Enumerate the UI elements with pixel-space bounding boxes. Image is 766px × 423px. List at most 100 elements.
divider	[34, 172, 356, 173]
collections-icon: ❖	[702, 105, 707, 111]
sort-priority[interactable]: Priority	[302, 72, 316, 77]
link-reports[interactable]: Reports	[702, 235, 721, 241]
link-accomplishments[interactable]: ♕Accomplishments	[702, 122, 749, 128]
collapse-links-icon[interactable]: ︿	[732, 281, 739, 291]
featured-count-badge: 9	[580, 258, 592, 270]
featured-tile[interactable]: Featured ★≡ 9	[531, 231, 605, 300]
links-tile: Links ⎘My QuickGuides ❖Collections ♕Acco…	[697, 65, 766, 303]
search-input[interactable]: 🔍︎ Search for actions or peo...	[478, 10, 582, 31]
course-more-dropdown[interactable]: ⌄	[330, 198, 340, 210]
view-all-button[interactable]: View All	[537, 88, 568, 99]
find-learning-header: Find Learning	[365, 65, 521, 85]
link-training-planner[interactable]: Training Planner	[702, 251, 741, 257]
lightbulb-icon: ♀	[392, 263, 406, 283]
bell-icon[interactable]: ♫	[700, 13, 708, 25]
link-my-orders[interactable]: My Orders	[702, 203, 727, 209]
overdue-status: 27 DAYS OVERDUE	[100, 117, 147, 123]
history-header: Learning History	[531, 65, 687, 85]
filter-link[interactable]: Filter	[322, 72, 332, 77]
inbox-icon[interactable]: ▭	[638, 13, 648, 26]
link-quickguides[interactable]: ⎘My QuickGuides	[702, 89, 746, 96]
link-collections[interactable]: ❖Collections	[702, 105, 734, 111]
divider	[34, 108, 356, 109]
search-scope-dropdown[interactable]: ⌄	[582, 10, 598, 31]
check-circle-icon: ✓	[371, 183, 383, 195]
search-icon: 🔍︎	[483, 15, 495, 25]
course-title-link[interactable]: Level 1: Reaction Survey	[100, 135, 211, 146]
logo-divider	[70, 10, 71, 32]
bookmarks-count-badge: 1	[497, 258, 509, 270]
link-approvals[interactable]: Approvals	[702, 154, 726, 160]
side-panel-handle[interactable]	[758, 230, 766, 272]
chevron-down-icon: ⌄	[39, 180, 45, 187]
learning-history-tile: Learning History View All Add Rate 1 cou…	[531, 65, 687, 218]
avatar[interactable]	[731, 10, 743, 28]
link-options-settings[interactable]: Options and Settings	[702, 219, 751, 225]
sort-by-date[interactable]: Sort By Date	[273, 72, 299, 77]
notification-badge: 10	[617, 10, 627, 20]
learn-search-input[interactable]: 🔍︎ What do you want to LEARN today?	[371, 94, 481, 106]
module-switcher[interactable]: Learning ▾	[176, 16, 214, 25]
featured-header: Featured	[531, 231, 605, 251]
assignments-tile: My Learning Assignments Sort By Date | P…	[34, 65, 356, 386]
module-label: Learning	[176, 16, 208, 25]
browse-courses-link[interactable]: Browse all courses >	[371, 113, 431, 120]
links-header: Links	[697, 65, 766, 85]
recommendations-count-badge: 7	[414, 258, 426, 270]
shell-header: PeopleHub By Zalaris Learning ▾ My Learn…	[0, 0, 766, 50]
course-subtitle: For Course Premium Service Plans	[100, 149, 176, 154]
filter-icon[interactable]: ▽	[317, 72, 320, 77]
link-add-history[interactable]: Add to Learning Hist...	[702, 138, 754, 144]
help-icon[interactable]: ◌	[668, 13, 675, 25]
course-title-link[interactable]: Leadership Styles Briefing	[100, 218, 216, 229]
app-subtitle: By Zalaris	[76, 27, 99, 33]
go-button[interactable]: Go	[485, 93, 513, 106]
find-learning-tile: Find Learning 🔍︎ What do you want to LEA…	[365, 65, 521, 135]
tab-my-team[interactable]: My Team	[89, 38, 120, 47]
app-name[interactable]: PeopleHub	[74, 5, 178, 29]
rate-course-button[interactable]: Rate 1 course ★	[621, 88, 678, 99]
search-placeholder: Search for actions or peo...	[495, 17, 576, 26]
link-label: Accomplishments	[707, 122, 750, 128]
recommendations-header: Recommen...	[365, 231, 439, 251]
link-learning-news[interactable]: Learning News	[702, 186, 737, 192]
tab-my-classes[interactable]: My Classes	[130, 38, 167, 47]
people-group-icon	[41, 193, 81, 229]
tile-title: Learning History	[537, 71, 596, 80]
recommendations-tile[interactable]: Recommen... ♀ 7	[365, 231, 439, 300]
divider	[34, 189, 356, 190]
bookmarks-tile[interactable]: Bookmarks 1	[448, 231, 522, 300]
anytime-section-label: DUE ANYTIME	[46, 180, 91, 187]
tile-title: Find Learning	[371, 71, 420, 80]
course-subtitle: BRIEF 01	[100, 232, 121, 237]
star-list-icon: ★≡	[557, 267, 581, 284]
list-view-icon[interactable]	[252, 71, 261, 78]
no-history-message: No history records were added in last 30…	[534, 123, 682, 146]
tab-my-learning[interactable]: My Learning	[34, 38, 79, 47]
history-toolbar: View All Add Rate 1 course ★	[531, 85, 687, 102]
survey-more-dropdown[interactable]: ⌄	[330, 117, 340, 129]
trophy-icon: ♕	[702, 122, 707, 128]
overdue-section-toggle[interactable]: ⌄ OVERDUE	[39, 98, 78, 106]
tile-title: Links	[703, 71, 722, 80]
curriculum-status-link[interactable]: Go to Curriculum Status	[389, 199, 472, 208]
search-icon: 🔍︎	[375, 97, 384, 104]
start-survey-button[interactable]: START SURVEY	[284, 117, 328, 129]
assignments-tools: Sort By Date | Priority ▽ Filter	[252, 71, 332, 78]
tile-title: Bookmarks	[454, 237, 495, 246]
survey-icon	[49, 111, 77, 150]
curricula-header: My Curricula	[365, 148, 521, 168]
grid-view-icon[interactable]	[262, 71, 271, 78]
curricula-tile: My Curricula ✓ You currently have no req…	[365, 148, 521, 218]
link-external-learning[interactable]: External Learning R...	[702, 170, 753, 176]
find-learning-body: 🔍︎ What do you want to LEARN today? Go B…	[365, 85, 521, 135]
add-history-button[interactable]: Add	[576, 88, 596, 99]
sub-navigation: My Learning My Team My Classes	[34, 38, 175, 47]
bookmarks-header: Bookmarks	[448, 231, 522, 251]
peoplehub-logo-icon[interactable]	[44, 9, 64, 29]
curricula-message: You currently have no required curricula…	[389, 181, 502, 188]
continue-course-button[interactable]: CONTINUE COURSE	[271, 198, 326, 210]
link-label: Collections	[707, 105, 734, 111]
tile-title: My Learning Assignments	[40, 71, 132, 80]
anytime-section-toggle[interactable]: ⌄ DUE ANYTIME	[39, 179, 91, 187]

> _SHORT TASK_: Copy every one of the rows above, reproducing each line character for character with no changes.

> _FINISHED EXERCISE_:
Enumerate the UI elements with pixel-space bounding boxes. Image is 766px × 423px. List at most 100 elements.
divider	[34, 172, 356, 173]
collections-icon: ❖	[702, 105, 707, 111]
sort-priority[interactable]: Priority	[302, 72, 316, 77]
link-reports[interactable]: Reports	[702, 235, 721, 241]
link-accomplishments[interactable]: ♕Accomplishments	[702, 122, 749, 128]
collapse-links-icon[interactable]: ︿	[732, 281, 739, 291]
featured-count-badge: 9	[580, 258, 592, 270]
featured-tile[interactable]: Featured ★≡ 9	[531, 231, 605, 300]
links-tile: Links ⎘My QuickGuides ❖Collections ♕Acco…	[697, 65, 766, 303]
search-input[interactable]: 🔍︎ Search for actions or peo...	[478, 10, 582, 31]
course-more-dropdown[interactable]: ⌄	[330, 198, 340, 210]
view-all-button[interactable]: View All	[537, 88, 568, 99]
find-learning-header: Find Learning	[365, 65, 521, 85]
link-training-planner[interactable]: Training Planner	[702, 251, 741, 257]
lightbulb-icon: ♀	[392, 263, 406, 283]
bell-icon[interactable]: ♫	[700, 13, 708, 25]
link-my-orders[interactable]: My Orders	[702, 203, 727, 209]
overdue-status: 27 DAYS OVERDUE	[100, 117, 147, 123]
history-header: Learning History	[531, 65, 687, 85]
filter-link[interactable]: Filter	[322, 72, 332, 77]
inbox-icon[interactable]: ▭	[638, 13, 648, 26]
link-quickguides[interactable]: ⎘My QuickGuides	[702, 89, 746, 96]
link-collections[interactable]: ❖Collections	[702, 105, 734, 111]
divider	[34, 108, 356, 109]
search-scope-dropdown[interactable]: ⌄	[582, 10, 598, 31]
check-circle-icon: ✓	[371, 183, 383, 195]
search-icon: 🔍︎	[483, 15, 495, 25]
course-title-link[interactable]: Level 1: Reaction Survey	[100, 135, 211, 146]
logo-divider	[70, 10, 71, 32]
bookmarks-count-badge: 1	[497, 258, 509, 270]
link-approvals[interactable]: Approvals	[702, 154, 726, 160]
side-panel-handle[interactable]	[758, 230, 766, 272]
chevron-down-icon: ⌄	[39, 180, 45, 187]
learning-history-tile: Learning History View All Add Rate 1 cou…	[531, 65, 687, 218]
avatar[interactable]	[731, 10, 743, 28]
link-options-settings[interactable]: Options and Settings	[702, 219, 751, 225]
sort-by-date[interactable]: Sort By Date	[273, 72, 299, 77]
notification-badge: 10	[617, 10, 627, 20]
learn-search-input[interactable]: 🔍︎ What do you want to LEARN today?	[371, 94, 481, 106]
module-switcher[interactable]: Learning ▾	[176, 16, 214, 25]
featured-header: Featured	[531, 231, 605, 251]
assignments-tile: My Learning Assignments Sort By Date | P…	[34, 65, 356, 386]
module-label: Learning	[176, 16, 208, 25]
browse-courses-link[interactable]: Browse all courses >	[371, 113, 431, 120]
links-header: Links	[697, 65, 766, 85]
recommendations-count-badge: 7	[414, 258, 426, 270]
shell-header: PeopleHub By Zalaris Learning ▾ My Learn…	[0, 0, 766, 50]
course-subtitle: For Course Premium Service Plans	[100, 149, 176, 154]
filter-icon[interactable]: ▽	[317, 72, 320, 77]
link-add-history[interactable]: Add to Learning Hist...	[702, 138, 754, 144]
help-icon[interactable]: ◌	[668, 13, 675, 25]
course-title-link[interactable]: Leadership Styles Briefing	[100, 218, 216, 229]
app-subtitle: By Zalaris	[76, 27, 99, 33]
go-button[interactable]: Go	[485, 93, 513, 106]
find-learning-tile: Find Learning 🔍︎ What do you want to LEA…	[365, 65, 521, 135]
tab-my-team[interactable]: My Team	[89, 38, 120, 47]
app-name[interactable]: PeopleHub	[74, 5, 178, 29]
rate-course-button[interactable]: Rate 1 course ★	[621, 88, 678, 99]
search-placeholder: Search for actions or peo...	[495, 17, 576, 26]
link-label: Accomplishments	[707, 122, 750, 128]
recommendations-header: Recommen...	[365, 231, 439, 251]
link-learning-news[interactable]: Learning News	[702, 186, 737, 192]
tab-my-classes[interactable]: My Classes	[130, 38, 167, 47]
people-group-icon	[41, 193, 81, 229]
tile-title: Learning History	[537, 71, 596, 80]
recommendations-tile[interactable]: Recommen... ♀ 7	[365, 231, 439, 300]
divider	[34, 189, 356, 190]
bookmarks-tile[interactable]: Bookmarks 1	[448, 231, 522, 300]
anytime-section-label: DUE ANYTIME	[46, 180, 91, 187]
tile-title: Find Learning	[371, 71, 420, 80]
course-subtitle: BRIEF 01	[100, 232, 121, 237]
star-list-icon: ★≡	[557, 267, 581, 284]
list-view-icon[interactable]	[252, 71, 261, 78]
no-history-message: No history records were added in last 30…	[534, 123, 682, 146]
tab-my-learning[interactable]: My Learning	[34, 38, 79, 47]
history-toolbar: View All Add Rate 1 course ★	[531, 85, 687, 102]
survey-more-dropdown[interactable]: ⌄	[330, 117, 340, 129]
trophy-icon: ♕	[702, 122, 707, 128]
overdue-section-toggle[interactable]: ⌄ OVERDUE	[39, 98, 78, 106]
tile-title: Links	[703, 71, 722, 80]
curriculum-status-link[interactable]: Go to Curriculum Status	[389, 199, 472, 208]
search-icon: 🔍︎	[375, 97, 384, 104]
start-survey-button[interactable]: START SURVEY	[284, 117, 328, 129]
assignments-tools: Sort By Date | Priority ▽ Filter	[252, 71, 332, 78]
tile-title: Bookmarks	[454, 237, 495, 246]
survey-icon	[49, 111, 77, 150]
curricula-header: My Curricula	[365, 148, 521, 168]
grid-view-icon[interactable]	[262, 71, 271, 78]
curricula-tile: My Curricula ✓ You currently have no req…	[365, 148, 521, 218]
link-external-learning[interactable]: External Learning R...	[702, 170, 753, 176]
find-learning-body: 🔍︎ What do you want to LEARN today? Go B…	[365, 85, 521, 135]
add-history-button[interactable]: Add	[576, 88, 596, 99]
sub-navigation: My Learning My Team My Classes	[34, 38, 175, 47]
bookmarks-header: Bookmarks	[448, 231, 522, 251]
peoplehub-logo-icon[interactable]	[44, 9, 64, 29]
curricula-message: You currently have no required curricula…	[389, 181, 502, 188]
continue-course-button[interactable]: CONTINUE COURSE	[271, 198, 326, 210]
link-label: Collections	[707, 105, 734, 111]
tile-title: My Learning Assignments	[40, 71, 132, 80]
anytime-section-toggle[interactable]: ⌄ DUE ANYTIME	[39, 179, 91, 187]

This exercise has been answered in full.